Of the lines in the data below, count the ones holding the string "JSON", and answer with that number only.

Items from a figure collection
'''

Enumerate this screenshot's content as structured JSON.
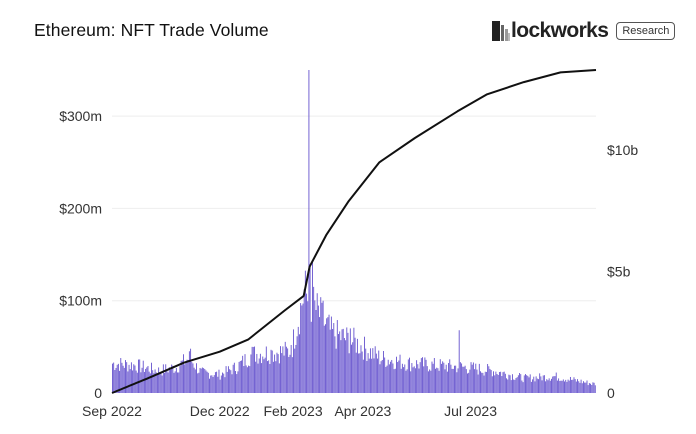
{
  "header": {
    "title": "Ethereum: NFT Trade Volume",
    "brand_name": "lockworks",
    "brand_badge": "Research"
  },
  "chart_data": {
    "type": "bar",
    "title": "Ethereum: NFT Trade Volume",
    "x_start": "2022-09-01",
    "x_end": "2023-10-15",
    "x_ticks": [
      {
        "date": "2022-09-01",
        "label": "Sep 2022"
      },
      {
        "date": "2022-12-01",
        "label": "Dec 2022"
      },
      {
        "date": "2023-02-01",
        "label": "Feb 2023"
      },
      {
        "date": "2023-04-01",
        "label": "Apr 2023"
      },
      {
        "date": "2023-07-01",
        "label": "Jul 2023"
      }
    ],
    "left_axis": {
      "ylim": [
        0,
        350
      ],
      "ticks": [
        0,
        100,
        200,
        300
      ],
      "tick_labels": [
        "0",
        "$100m",
        "$200m",
        "$300m"
      ]
    },
    "right_axis": {
      "ylim": [
        0,
        13.3
      ],
      "ticks": [
        0,
        5,
        10
      ],
      "tick_labels": [
        "0",
        "$5b",
        "$10b"
      ]
    },
    "grid": true,
    "bar_color": "#6d5bd0",
    "line_color": "#111111",
    "bars_daily_keypoints": [
      {
        "date": "2022-09-01",
        "value": 32
      },
      {
        "date": "2022-09-20",
        "value": 30
      },
      {
        "date": "2022-10-10",
        "value": 24
      },
      {
        "date": "2022-10-25",
        "value": 28
      },
      {
        "date": "2022-11-05",
        "value": 38
      },
      {
        "date": "2022-11-15",
        "value": 22
      },
      {
        "date": "2022-12-01",
        "value": 20
      },
      {
        "date": "2022-12-15",
        "value": 28
      },
      {
        "date": "2022-12-28",
        "value": 42
      },
      {
        "date": "2023-01-15",
        "value": 44
      },
      {
        "date": "2023-01-30",
        "value": 45
      },
      {
        "date": "2023-02-10",
        "value": 110
      },
      {
        "date": "2023-02-20",
        "value": 90
      },
      {
        "date": "2023-03-05",
        "value": 65
      },
      {
        "date": "2023-03-25",
        "value": 55
      },
      {
        "date": "2023-04-15",
        "value": 38
      },
      {
        "date": "2023-05-10",
        "value": 32
      },
      {
        "date": "2023-06-01",
        "value": 30
      },
      {
        "date": "2023-06-25",
        "value": 28
      },
      {
        "date": "2023-07-20",
        "value": 24
      },
      {
        "date": "2023-08-15",
        "value": 16
      },
      {
        "date": "2023-09-10",
        "value": 18
      },
      {
        "date": "2023-10-12",
        "value": 10
      }
    ],
    "bar_spikes": [
      {
        "date": "2022-11-06",
        "value": 48
      },
      {
        "date": "2022-12-28",
        "value": 50
      },
      {
        "date": "2023-01-14",
        "value": 46
      },
      {
        "date": "2023-01-30",
        "value": 52
      },
      {
        "date": "2023-02-14",
        "value": 350
      },
      {
        "date": "2023-02-15",
        "value": 140
      },
      {
        "date": "2023-02-17",
        "value": 142
      },
      {
        "date": "2023-02-26",
        "value": 100
      },
      {
        "date": "2023-03-21",
        "value": 70
      },
      {
        "date": "2023-06-21",
        "value": 68
      }
    ],
    "cumulative_line_keypoints": [
      {
        "date": "2022-09-01",
        "value": 0
      },
      {
        "date": "2022-10-01",
        "value": 0.6
      },
      {
        "date": "2022-11-01",
        "value": 1.25
      },
      {
        "date": "2022-12-01",
        "value": 1.7
      },
      {
        "date": "2022-12-25",
        "value": 2.2
      },
      {
        "date": "2023-01-25",
        "value": 3.4
      },
      {
        "date": "2023-02-10",
        "value": 4.0
      },
      {
        "date": "2023-02-15",
        "value": 5.2
      },
      {
        "date": "2023-03-01",
        "value": 6.5
      },
      {
        "date": "2023-03-20",
        "value": 7.9
      },
      {
        "date": "2023-04-15",
        "value": 9.5
      },
      {
        "date": "2023-05-15",
        "value": 10.5
      },
      {
        "date": "2023-06-20",
        "value": 11.6
      },
      {
        "date": "2023-07-15",
        "value": 12.3
      },
      {
        "date": "2023-08-15",
        "value": 12.8
      },
      {
        "date": "2023-09-15",
        "value": 13.2
      },
      {
        "date": "2023-10-15",
        "value": 13.3
      }
    ]
  }
}
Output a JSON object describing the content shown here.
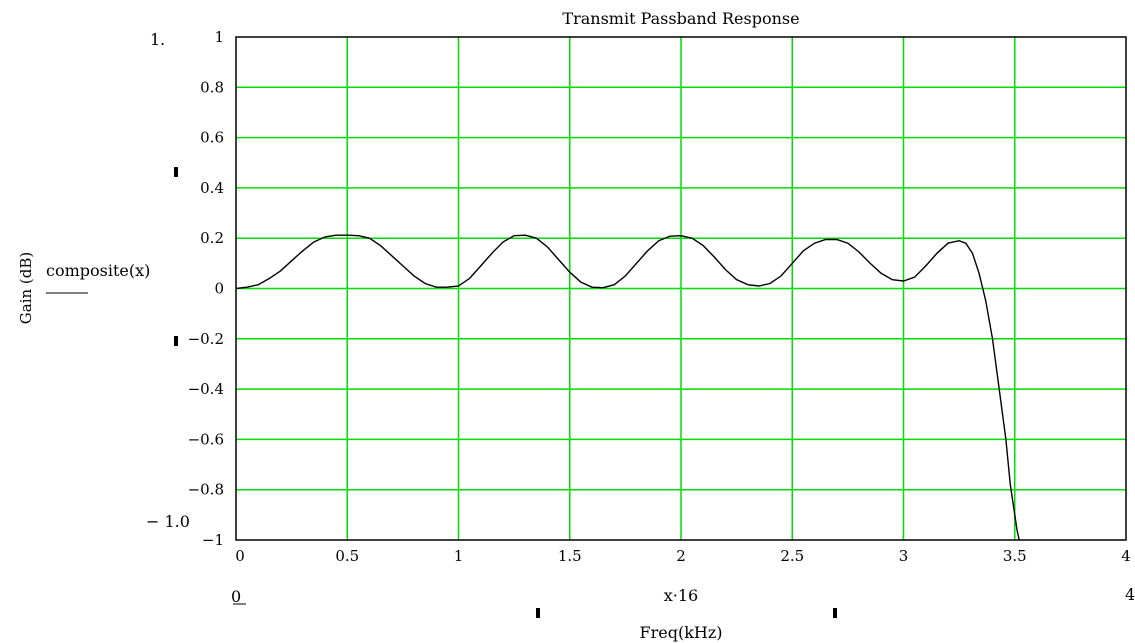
{
  "chart_data": {
    "type": "line",
    "title": "Transmit Passband Response",
    "xlabel": "Freq(kHz)",
    "ylabel": "Gain (dB)",
    "xlim": [
      0,
      4
    ],
    "ylim": [
      -1,
      1
    ],
    "x_ticks": [
      "0",
      "0.5",
      "1",
      "1.5",
      "2",
      "2.5",
      "3",
      "3.5",
      "4"
    ],
    "y_ticks": [
      "1",
      "0.8",
      "0.6",
      "0.4",
      "0.2",
      "0",
      "−0.2",
      "−0.4",
      "−0.6",
      "−0.8",
      "−1"
    ],
    "grid": true,
    "grid_color": "#00dd00",
    "line_color": "#000000",
    "series": [
      {
        "name": "composite(x)",
        "x": [
          0,
          0.05,
          0.1,
          0.15,
          0.2,
          0.25,
          0.3,
          0.35,
          0.4,
          0.45,
          0.5,
          0.55,
          0.6,
          0.65,
          0.7,
          0.75,
          0.8,
          0.85,
          0.9,
          0.95,
          1.0,
          1.05,
          1.1,
          1.15,
          1.2,
          1.25,
          1.3,
          1.35,
          1.4,
          1.45,
          1.5,
          1.55,
          1.6,
          1.65,
          1.7,
          1.75,
          1.8,
          1.85,
          1.9,
          1.95,
          2.0,
          2.05,
          2.1,
          2.15,
          2.2,
          2.25,
          2.3,
          2.35,
          2.4,
          2.45,
          2.5,
          2.55,
          2.6,
          2.65,
          2.7,
          2.75,
          2.8,
          2.85,
          2.9,
          2.95,
          3.0,
          3.05,
          3.1,
          3.15,
          3.2,
          3.25,
          3.28,
          3.31,
          3.34,
          3.37,
          3.4,
          3.43,
          3.46,
          3.48,
          3.5,
          3.51,
          3.52
        ],
        "y": [
          0.0,
          0.005,
          0.015,
          0.04,
          0.07,
          0.11,
          0.15,
          0.185,
          0.205,
          0.212,
          0.212,
          0.21,
          0.2,
          0.17,
          0.13,
          0.09,
          0.05,
          0.02,
          0.005,
          0.005,
          0.01,
          0.04,
          0.09,
          0.14,
          0.185,
          0.21,
          0.212,
          0.2,
          0.165,
          0.115,
          0.065,
          0.025,
          0.005,
          0.003,
          0.015,
          0.05,
          0.1,
          0.15,
          0.19,
          0.208,
          0.21,
          0.2,
          0.17,
          0.125,
          0.075,
          0.035,
          0.015,
          0.01,
          0.02,
          0.05,
          0.1,
          0.15,
          0.18,
          0.195,
          0.195,
          0.18,
          0.145,
          0.1,
          0.06,
          0.035,
          0.03,
          0.045,
          0.09,
          0.14,
          0.18,
          0.19,
          0.18,
          0.14,
          0.06,
          -0.05,
          -0.2,
          -0.4,
          -0.6,
          -0.78,
          -0.9,
          -0.96,
          -1.0
        ]
      }
    ]
  },
  "mathcad_labels": {
    "y_top_limit": "1.",
    "y_bottom_limit": "− 1.0",
    "x_left_limit": "0",
    "x_right_limit": "4",
    "x_variable": "x·16",
    "y_expression": "composite(x)"
  }
}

'''

◆ Solution:
2